Task data »
************
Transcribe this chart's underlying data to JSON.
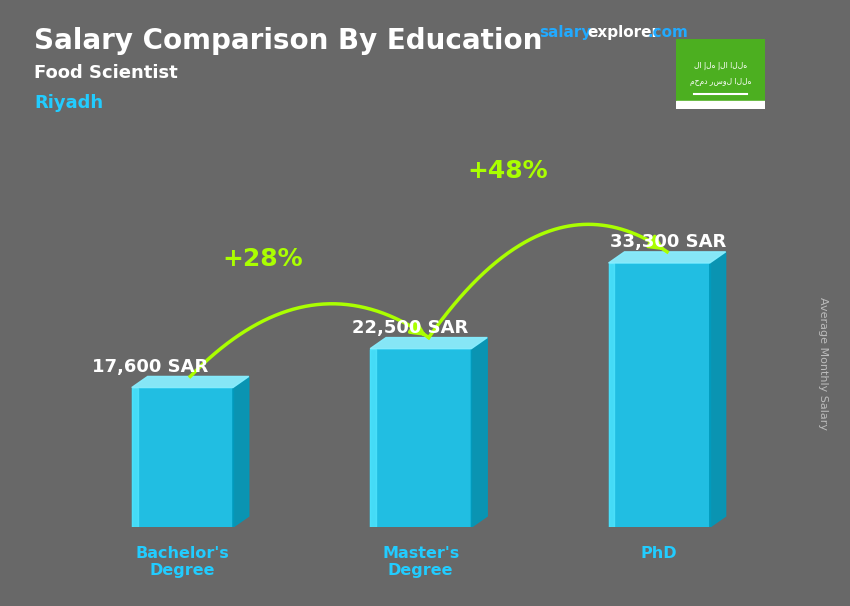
{
  "title": "Salary Comparison By Education",
  "subtitle_job": "Food Scientist",
  "subtitle_city": "Riyadh",
  "ylabel": "Average Monthly Salary",
  "categories": [
    "Bachelor's\nDegree",
    "Master's\nDegree",
    "PhD"
  ],
  "values": [
    17600,
    22500,
    33300
  ],
  "value_labels": [
    "17,600 SAR",
    "22,500 SAR",
    "33,300 SAR"
  ],
  "pct_labels": [
    "+28%",
    "+48%"
  ],
  "bg_color": "#686868",
  "title_color": "#ffffff",
  "subtitle_job_color": "#ffffff",
  "subtitle_city_color": "#22ccff",
  "value_color": "#ffffff",
  "pct_color": "#aaff00",
  "arrow_color": "#aaff00",
  "tick_color": "#22ccff",
  "bar_front": "#1ac8f0",
  "bar_top": "#88eeff",
  "bar_side": "#0099bb",
  "brand_color_salary": "#22aaff",
  "brand_color_explorer": "#ffffff",
  "brand_color_dotcom": "#22aaff",
  "flag_bg": "#4caf20",
  "ylim": [
    0,
    42000
  ]
}
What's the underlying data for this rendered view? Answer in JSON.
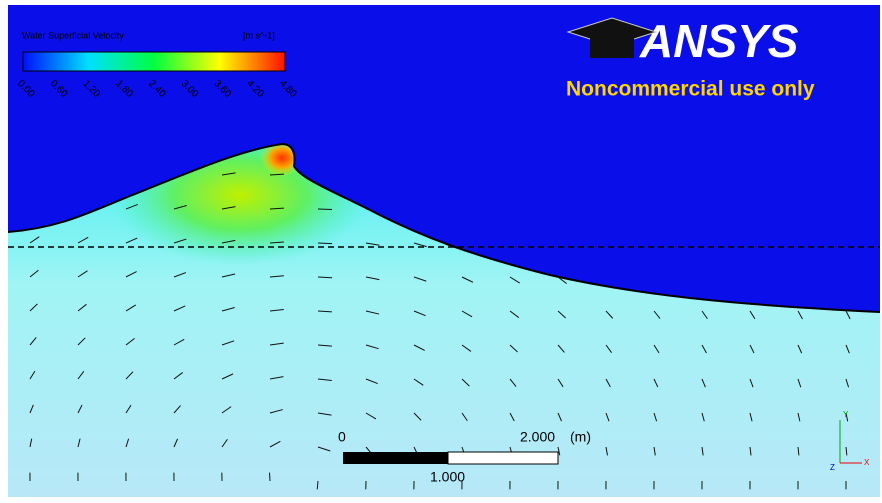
{
  "legend": {
    "title": "Water Superficial Velocity",
    "unit": "[m s^-1]",
    "ticks": [
      "0.00",
      "0.60",
      "1.20",
      "1.80",
      "2.40",
      "3.00",
      "3.60",
      "4.20",
      "4.80"
    ]
  },
  "logo": {
    "brand": "ANSYS",
    "note": "Noncommercial use only"
  },
  "scale_bar": {
    "start": "0",
    "end": "2.000",
    "unit": "(m)",
    "middle": "1.000"
  },
  "axes": {
    "y": "Y",
    "x": "X",
    "z": "Z"
  }
}
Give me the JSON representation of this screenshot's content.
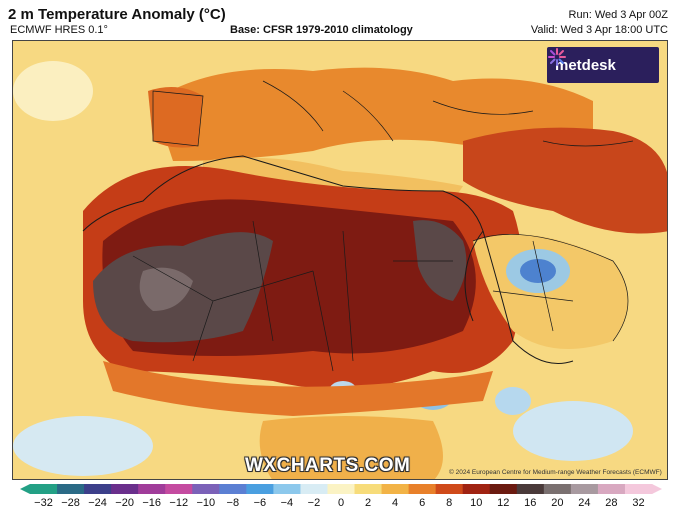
{
  "header": {
    "title": "2 m Temperature Anomaly (°C)",
    "model": "ECMWF HRES 0.1°",
    "base": "Base: CFSR 1979-2010 climatology",
    "run": "Run: Wed 3 Apr 00Z",
    "valid": "Valid: Wed 3 Apr 18:00 UTC"
  },
  "brand": {
    "name": "metdesk",
    "icon": "starburst-logo-icon"
  },
  "watermark": "WXCHARTS.COM",
  "copyright": "© 2024 European Centre for Medium-range Weather Forecasts (ECMWF)",
  "colorbar": {
    "ticks": [
      "−32",
      "−28",
      "−24",
      "−20",
      "−16",
      "−12",
      "−10",
      "−8",
      "−6",
      "−4",
      "−2",
      "0",
      "2",
      "4",
      "6",
      "8",
      "10",
      "12",
      "16",
      "20",
      "24",
      "28",
      "32"
    ],
    "colors": [
      "#23a085",
      "#2a6a86",
      "#3c3f8a",
      "#6a2f8c",
      "#a03c9a",
      "#c44ba0",
      "#7b61b8",
      "#5b7fd3",
      "#4a9fe0",
      "#8cc8ec",
      "#d8ecf4",
      "#fbf3c4",
      "#f7dc7a",
      "#f2b346",
      "#e8802a",
      "#cf4a1a",
      "#a02312",
      "#6b1a10",
      "#4a3a3a",
      "#7a7070",
      "#a89aa0",
      "#d8a8c0",
      "#f4c8dc"
    ],
    "arrows": [
      "left-arrow-icon",
      "right-arrow-icon"
    ]
  }
}
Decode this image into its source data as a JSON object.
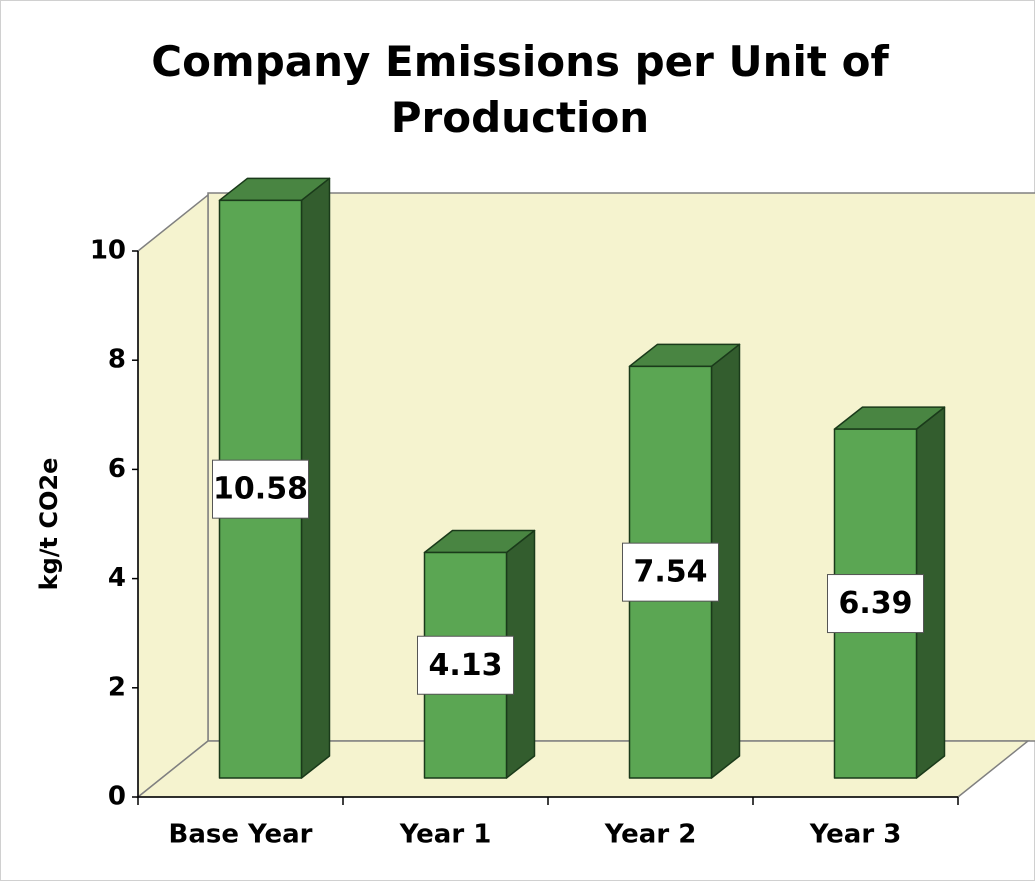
{
  "chart_data": {
    "type": "bar3d",
    "title": "Company Emissions per Unit of Production",
    "y_label": "kg/t CO2e",
    "categories": [
      "Base Year",
      "Year 1",
      "Year 2",
      "Year 3"
    ],
    "values": [
      10.58,
      4.13,
      7.54,
      6.39
    ],
    "color": "#5ba653",
    "wall_color": "#f5f3cf",
    "ylim": [
      0,
      10
    ],
    "yticks": [
      0,
      2,
      4,
      6,
      8,
      10
    ]
  }
}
************
Given exercise »
Report how many lines in this data include the string "ffffff", and nothing else.

Solution for this exercise »
4